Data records
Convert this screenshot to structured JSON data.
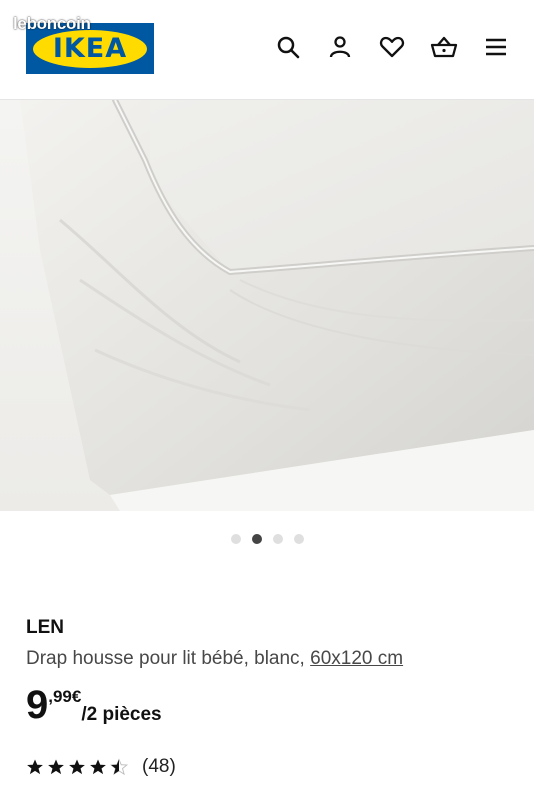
{
  "watermark": "leboncoin",
  "logo": {
    "text": "IKEA",
    "blue": "#0058a3",
    "yellow": "#ffdb00"
  },
  "header_icons": [
    "search-icon",
    "profile-icon",
    "heart-icon",
    "basket-icon",
    "menu-icon"
  ],
  "carousel": {
    "total": 4,
    "active_index": 2
  },
  "product": {
    "name": "LEN",
    "description": "Drap housse pour lit bébé, blanc, ",
    "size": "60x120 cm",
    "price_integer": "9",
    "price_decimal": ",99€",
    "price_unit": "/2 pièces",
    "rating": {
      "stars": 4.5,
      "out_of": 5
    },
    "review_count": "(48)"
  }
}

- _Job_
Using the data above, print every line exactly, omitting pictures.

- _Result for this exercise_
Convert this screenshot to structured JSON data.
{
  "watermark": "leboncoin",
  "logo": {
    "text": "IKEA",
    "blue": "#0058a3",
    "yellow": "#ffdb00"
  },
  "header_icons": [
    "search-icon",
    "profile-icon",
    "heart-icon",
    "basket-icon",
    "menu-icon"
  ],
  "carousel": {
    "total": 4,
    "active_index": 2
  },
  "product": {
    "name": "LEN",
    "description": "Drap housse pour lit bébé, blanc, ",
    "size": "60x120 cm",
    "price_integer": "9",
    "price_decimal": ",99€",
    "price_unit": "/2 pièces",
    "rating": {
      "stars": 4.5,
      "out_of": 5
    },
    "review_count": "(48)"
  }
}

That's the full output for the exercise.